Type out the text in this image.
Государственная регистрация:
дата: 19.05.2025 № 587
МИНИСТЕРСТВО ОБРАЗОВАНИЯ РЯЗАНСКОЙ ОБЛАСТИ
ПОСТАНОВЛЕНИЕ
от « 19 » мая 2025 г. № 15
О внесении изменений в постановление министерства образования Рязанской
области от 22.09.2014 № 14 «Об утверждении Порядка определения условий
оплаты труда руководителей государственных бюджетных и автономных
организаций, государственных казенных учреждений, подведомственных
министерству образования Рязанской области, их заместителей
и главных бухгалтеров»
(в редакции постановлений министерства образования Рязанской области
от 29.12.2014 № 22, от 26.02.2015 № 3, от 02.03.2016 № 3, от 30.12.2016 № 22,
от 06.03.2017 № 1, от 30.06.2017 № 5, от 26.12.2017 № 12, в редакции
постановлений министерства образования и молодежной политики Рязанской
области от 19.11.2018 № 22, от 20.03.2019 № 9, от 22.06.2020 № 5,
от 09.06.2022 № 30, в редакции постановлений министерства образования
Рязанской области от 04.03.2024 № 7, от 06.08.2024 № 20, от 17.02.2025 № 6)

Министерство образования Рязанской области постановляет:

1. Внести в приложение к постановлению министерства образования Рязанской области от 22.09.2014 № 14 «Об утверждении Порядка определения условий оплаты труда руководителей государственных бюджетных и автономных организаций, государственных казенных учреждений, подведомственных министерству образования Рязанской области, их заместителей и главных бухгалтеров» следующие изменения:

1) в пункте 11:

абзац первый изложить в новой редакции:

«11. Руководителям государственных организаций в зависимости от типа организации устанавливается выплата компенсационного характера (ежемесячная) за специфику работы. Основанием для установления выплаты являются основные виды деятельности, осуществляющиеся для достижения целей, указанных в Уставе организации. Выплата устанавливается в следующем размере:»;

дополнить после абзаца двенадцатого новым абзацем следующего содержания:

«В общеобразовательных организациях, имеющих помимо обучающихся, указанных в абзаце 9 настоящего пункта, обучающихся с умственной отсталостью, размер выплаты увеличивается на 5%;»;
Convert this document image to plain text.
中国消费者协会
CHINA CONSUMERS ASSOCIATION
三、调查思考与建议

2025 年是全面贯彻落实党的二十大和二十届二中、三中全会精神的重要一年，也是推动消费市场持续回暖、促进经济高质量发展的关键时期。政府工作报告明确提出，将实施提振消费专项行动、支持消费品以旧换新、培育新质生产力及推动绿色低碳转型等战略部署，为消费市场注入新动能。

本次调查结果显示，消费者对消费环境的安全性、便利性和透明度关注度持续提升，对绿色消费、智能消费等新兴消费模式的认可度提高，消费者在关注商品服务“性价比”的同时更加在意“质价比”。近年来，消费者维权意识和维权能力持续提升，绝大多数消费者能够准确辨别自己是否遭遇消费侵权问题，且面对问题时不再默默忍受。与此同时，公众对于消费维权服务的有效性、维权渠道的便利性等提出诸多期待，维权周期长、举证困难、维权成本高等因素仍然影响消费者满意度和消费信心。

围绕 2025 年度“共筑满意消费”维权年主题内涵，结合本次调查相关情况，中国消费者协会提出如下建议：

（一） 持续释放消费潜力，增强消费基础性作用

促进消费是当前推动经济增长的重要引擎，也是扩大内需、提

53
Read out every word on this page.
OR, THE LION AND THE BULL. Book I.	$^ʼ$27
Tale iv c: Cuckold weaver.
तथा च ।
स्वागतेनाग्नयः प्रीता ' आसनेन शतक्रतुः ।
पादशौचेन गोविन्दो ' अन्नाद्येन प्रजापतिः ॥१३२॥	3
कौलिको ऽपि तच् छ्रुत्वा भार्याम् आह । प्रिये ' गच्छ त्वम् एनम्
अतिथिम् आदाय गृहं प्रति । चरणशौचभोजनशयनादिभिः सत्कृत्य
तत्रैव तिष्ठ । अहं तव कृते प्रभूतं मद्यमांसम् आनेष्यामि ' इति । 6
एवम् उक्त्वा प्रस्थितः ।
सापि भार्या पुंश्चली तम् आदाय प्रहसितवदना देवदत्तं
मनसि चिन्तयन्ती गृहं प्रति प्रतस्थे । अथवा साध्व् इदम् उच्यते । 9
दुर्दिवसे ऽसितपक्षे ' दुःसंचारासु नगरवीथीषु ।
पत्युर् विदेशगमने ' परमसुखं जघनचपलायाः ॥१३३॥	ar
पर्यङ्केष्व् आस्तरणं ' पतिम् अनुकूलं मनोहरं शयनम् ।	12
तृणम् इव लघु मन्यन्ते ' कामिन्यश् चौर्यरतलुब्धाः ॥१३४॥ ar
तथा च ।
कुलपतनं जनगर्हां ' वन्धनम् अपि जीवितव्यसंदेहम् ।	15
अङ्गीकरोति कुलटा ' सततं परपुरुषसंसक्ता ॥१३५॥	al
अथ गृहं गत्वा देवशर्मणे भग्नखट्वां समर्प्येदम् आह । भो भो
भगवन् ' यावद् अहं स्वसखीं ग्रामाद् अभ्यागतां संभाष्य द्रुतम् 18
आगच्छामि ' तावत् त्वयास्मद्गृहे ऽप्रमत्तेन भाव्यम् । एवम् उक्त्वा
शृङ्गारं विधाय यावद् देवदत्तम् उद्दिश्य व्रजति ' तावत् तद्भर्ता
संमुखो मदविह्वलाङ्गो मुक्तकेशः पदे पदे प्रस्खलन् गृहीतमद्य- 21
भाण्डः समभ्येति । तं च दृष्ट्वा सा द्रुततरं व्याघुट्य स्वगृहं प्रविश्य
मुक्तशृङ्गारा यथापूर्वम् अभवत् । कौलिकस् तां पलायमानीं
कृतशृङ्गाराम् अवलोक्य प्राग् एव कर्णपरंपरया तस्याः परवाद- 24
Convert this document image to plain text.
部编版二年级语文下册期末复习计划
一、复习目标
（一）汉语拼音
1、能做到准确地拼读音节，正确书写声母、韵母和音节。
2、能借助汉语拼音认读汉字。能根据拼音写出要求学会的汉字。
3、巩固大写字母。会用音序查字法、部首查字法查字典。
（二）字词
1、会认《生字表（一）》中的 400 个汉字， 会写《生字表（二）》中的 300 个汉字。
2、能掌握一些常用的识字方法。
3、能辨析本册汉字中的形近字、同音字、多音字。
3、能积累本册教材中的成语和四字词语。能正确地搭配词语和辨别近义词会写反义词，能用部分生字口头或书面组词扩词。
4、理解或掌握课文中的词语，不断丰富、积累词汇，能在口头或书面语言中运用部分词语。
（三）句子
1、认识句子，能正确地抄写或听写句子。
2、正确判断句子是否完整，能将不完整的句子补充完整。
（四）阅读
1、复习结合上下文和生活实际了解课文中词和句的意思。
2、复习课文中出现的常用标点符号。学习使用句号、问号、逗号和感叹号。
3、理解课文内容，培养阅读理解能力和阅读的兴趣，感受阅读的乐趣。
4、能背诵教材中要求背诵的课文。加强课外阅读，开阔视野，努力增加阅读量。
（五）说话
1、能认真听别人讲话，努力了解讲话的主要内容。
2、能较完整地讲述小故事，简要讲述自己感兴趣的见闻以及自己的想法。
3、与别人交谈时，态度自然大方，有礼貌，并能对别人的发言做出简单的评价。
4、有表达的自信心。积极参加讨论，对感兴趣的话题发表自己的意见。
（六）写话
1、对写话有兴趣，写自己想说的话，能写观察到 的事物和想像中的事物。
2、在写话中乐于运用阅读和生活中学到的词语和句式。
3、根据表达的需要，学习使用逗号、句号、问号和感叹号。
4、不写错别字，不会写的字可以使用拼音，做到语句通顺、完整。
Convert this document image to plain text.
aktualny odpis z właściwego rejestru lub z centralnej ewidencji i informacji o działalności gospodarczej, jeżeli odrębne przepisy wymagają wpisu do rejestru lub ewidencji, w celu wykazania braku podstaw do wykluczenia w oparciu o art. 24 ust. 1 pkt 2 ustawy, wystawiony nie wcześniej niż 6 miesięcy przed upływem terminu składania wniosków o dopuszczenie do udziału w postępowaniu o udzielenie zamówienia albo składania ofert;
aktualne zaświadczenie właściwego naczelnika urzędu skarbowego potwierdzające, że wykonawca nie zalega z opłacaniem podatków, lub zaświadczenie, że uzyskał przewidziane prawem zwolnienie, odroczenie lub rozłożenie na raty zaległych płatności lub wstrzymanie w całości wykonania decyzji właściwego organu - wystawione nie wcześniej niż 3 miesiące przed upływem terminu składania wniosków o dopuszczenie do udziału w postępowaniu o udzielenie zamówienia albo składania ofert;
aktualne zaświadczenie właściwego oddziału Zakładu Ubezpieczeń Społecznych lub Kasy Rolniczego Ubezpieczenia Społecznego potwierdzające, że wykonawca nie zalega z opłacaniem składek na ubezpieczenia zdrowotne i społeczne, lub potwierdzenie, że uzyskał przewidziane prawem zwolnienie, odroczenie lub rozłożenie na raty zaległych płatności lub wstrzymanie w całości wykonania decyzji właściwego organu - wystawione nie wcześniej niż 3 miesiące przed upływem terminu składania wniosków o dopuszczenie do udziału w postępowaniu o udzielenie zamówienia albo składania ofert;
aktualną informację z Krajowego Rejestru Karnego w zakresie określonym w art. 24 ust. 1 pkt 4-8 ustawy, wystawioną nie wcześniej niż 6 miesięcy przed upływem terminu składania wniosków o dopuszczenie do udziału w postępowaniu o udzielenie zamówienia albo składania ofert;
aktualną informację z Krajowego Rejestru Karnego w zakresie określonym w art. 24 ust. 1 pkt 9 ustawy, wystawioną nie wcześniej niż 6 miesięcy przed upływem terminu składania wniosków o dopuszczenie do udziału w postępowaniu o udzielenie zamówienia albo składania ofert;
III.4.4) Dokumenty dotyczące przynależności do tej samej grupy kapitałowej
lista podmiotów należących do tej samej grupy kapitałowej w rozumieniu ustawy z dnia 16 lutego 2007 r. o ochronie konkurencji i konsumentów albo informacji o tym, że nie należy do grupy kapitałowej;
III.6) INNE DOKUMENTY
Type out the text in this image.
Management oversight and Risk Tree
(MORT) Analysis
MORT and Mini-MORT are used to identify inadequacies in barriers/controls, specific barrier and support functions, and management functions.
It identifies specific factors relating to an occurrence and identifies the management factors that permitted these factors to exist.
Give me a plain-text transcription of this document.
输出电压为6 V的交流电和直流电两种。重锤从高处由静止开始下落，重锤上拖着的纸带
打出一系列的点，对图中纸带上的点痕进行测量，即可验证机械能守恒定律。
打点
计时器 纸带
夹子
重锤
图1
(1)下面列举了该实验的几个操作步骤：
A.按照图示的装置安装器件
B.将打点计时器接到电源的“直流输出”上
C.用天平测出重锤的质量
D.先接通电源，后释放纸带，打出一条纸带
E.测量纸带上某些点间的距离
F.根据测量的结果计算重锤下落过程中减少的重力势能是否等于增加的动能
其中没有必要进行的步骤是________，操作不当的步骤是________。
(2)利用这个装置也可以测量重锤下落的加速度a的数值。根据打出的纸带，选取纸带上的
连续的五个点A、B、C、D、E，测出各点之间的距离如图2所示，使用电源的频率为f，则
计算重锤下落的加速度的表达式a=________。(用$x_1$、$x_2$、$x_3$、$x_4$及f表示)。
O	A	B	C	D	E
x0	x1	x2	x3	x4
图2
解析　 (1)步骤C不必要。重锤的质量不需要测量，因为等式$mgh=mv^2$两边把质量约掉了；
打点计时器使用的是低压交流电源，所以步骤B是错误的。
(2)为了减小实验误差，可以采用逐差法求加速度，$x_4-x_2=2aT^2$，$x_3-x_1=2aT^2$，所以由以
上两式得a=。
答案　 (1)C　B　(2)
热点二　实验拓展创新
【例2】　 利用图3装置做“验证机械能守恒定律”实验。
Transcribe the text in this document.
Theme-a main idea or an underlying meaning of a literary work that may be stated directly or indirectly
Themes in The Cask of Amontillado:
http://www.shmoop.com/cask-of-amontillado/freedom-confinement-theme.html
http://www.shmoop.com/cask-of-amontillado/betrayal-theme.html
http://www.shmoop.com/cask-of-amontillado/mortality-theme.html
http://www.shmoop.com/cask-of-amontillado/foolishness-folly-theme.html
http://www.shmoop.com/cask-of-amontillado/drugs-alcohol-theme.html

## TASK TO CARRY OUT:
Copy all lines from the material that contain "samej".

## PROBLEM SOLUTION:
III.4.4) Dokumenty dotyczące przynależności do tej samej grupy kapitałowej
lista podmiotów należących do tej samej grupy kapitałowej w rozumieniu ustawy z dnia 16 lutego 2007 r. o ochronie konkurencji i konsumentów albo informacji o tym, że nie należy do grupy kapitałowej;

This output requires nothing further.